Aim:
From the entries below, list each line with "that".

════════════════════

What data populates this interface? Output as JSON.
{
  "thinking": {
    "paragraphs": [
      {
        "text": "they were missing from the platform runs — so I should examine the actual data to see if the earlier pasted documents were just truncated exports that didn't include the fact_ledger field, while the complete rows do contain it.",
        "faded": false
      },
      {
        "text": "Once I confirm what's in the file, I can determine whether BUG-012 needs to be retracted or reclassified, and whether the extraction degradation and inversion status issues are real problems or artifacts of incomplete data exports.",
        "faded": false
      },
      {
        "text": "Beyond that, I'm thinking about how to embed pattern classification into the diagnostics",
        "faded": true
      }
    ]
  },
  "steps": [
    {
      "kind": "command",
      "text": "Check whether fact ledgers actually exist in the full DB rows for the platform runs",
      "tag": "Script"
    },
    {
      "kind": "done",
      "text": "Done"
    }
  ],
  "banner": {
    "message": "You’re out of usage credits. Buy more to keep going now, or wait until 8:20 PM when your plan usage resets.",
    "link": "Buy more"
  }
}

════════════════════

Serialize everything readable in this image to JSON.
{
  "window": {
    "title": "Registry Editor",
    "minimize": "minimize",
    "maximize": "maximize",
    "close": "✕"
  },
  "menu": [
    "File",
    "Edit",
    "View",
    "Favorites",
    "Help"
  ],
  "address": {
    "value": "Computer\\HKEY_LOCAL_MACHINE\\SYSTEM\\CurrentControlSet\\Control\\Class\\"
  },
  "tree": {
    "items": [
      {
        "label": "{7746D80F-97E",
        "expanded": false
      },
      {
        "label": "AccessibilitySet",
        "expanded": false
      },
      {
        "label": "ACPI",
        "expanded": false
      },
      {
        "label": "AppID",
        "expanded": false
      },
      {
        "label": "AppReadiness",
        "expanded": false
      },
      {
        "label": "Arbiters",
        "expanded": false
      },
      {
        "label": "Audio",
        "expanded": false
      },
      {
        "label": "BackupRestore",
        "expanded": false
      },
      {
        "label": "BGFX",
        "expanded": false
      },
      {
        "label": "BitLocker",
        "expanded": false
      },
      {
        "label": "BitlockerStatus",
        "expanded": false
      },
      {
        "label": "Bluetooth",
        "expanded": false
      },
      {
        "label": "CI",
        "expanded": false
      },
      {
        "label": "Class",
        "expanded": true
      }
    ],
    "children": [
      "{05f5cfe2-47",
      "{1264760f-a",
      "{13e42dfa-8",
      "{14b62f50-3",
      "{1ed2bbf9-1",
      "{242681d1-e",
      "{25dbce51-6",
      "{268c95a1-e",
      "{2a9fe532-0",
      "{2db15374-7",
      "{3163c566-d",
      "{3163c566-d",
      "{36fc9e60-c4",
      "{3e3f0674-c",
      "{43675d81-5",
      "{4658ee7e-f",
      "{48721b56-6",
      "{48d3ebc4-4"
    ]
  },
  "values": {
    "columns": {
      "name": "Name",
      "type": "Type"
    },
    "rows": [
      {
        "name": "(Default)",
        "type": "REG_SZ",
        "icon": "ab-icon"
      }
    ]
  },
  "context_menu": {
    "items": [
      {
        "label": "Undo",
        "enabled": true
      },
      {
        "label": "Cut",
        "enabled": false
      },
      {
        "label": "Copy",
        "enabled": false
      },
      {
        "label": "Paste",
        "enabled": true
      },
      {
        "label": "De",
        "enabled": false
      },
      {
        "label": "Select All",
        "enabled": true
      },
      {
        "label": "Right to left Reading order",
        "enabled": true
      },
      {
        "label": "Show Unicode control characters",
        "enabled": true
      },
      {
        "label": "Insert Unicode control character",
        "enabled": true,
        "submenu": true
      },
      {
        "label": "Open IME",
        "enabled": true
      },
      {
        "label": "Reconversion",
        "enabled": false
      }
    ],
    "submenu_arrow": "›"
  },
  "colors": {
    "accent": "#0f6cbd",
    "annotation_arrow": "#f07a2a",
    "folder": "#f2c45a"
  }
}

════════════════════

Task solution:
        "text": "they were missing from the platform runs — so I should examine the actual data to see if the earlier pasted documents were just truncated exports that didn't include the fact_ledger field, while the complete rows do contain it.",
        "text": "Beyond that, I'm thinking about how to embed pattern classification into the diagnostics",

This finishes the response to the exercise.